TASK DESCRIPTION:
Determine how many lines include the word "this", then give that number and nothing more.

+ + + + + + +

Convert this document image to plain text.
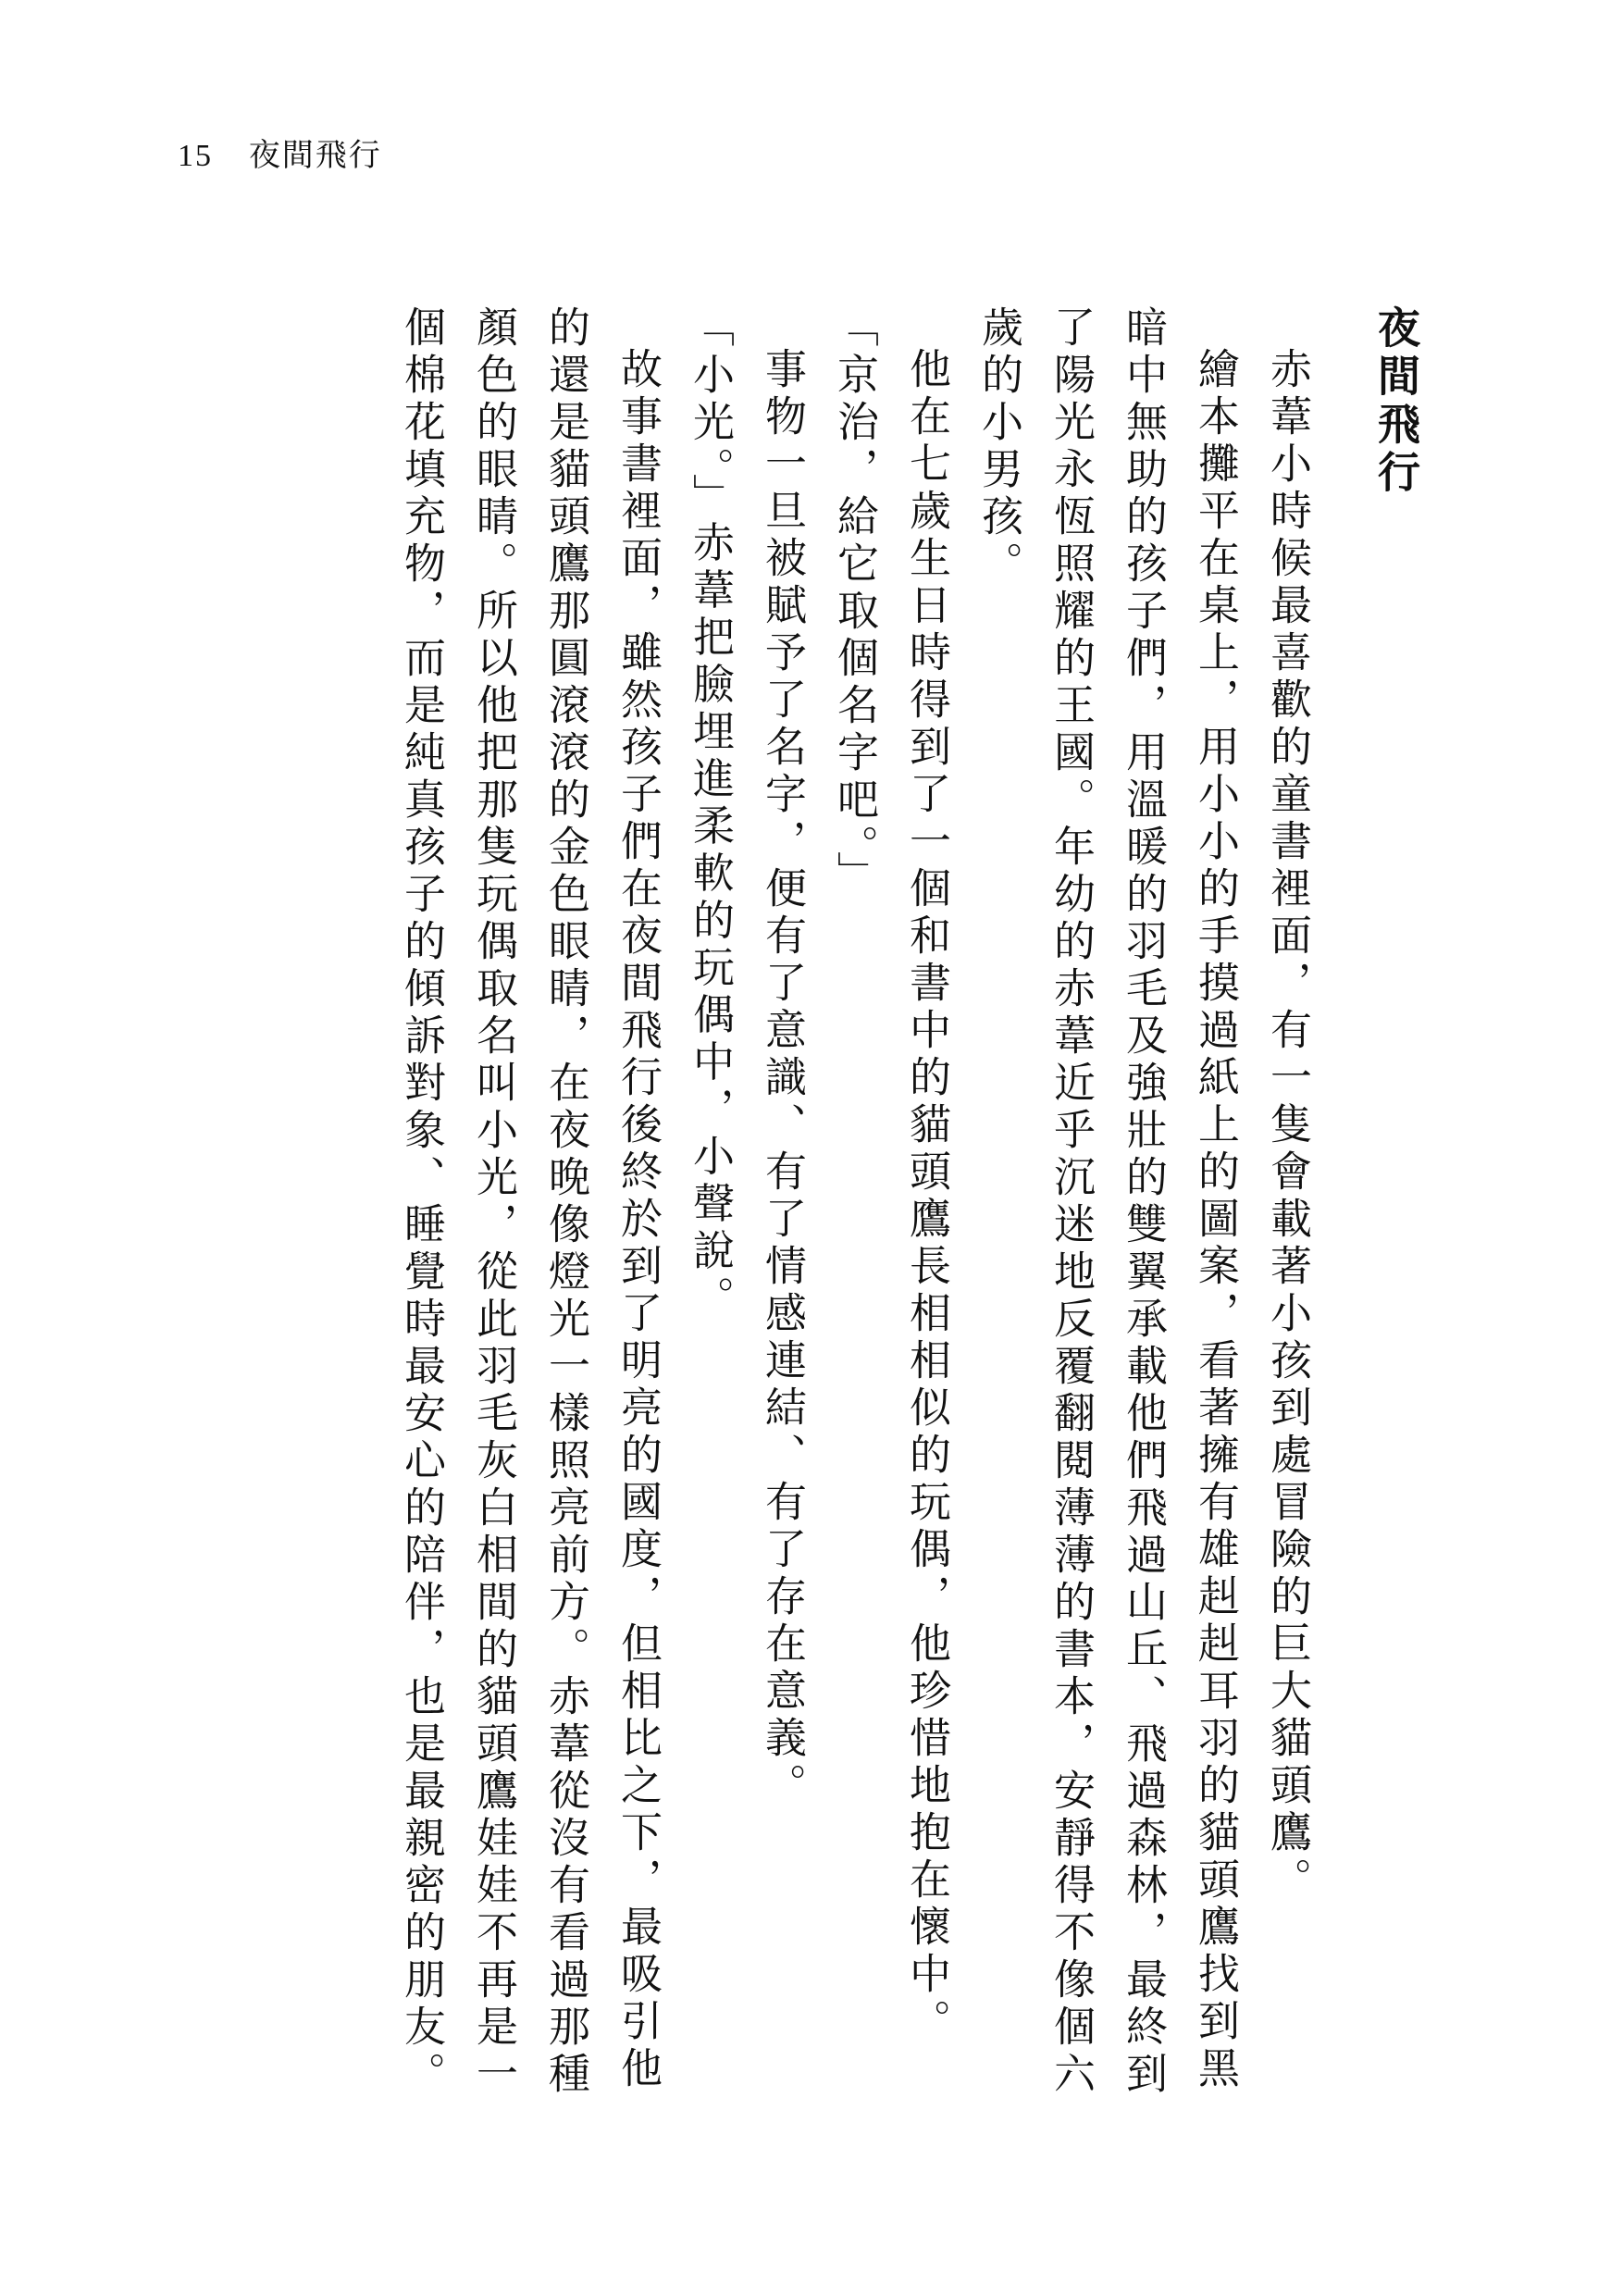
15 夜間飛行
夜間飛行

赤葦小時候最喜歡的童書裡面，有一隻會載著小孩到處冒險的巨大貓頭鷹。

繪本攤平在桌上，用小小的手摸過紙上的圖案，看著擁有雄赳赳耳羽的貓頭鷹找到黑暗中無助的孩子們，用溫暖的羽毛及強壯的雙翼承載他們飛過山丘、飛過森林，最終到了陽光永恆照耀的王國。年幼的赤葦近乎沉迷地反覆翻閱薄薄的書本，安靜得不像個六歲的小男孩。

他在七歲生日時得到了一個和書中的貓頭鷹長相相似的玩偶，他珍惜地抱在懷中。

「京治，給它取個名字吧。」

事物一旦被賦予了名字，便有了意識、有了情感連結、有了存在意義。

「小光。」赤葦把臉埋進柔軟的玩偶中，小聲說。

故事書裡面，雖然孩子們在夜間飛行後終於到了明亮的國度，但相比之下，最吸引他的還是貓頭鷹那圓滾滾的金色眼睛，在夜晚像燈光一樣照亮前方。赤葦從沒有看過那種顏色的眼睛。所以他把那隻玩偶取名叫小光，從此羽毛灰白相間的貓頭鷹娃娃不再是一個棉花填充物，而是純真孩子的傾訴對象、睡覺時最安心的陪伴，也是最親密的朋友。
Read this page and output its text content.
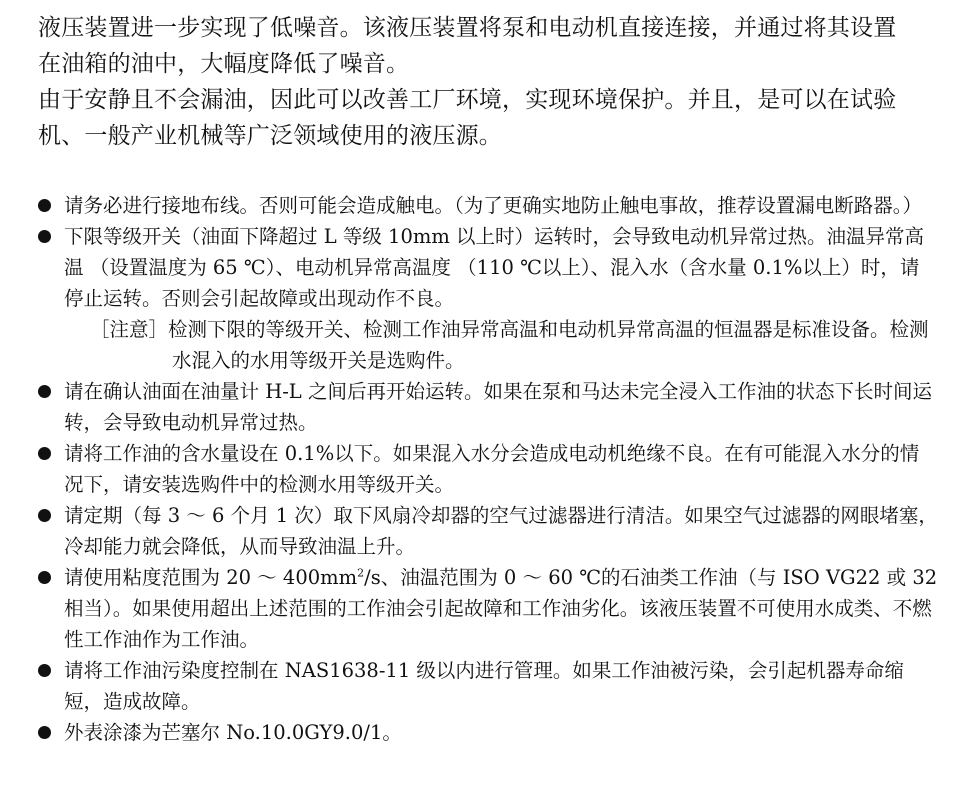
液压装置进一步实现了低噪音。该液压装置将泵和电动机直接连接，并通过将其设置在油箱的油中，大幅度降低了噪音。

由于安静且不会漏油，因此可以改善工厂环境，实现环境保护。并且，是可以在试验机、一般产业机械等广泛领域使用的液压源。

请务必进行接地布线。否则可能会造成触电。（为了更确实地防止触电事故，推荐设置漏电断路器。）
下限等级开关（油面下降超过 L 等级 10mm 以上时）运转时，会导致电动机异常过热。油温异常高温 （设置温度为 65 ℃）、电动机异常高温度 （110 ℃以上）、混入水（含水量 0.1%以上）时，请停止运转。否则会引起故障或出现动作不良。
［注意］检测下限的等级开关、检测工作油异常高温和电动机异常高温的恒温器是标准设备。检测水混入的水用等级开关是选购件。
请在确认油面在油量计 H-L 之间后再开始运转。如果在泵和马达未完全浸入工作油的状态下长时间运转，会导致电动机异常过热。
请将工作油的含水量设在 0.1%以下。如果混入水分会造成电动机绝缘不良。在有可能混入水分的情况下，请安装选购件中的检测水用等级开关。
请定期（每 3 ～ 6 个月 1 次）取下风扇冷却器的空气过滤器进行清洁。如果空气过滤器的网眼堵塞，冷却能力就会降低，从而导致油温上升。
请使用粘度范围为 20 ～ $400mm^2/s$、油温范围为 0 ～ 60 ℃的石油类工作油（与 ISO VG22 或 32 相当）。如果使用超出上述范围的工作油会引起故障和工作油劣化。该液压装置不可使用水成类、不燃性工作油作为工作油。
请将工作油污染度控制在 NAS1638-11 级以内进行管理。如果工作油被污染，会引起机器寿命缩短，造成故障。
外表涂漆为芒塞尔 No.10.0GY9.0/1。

+ + + + + + +

WORKED ANSWER:
2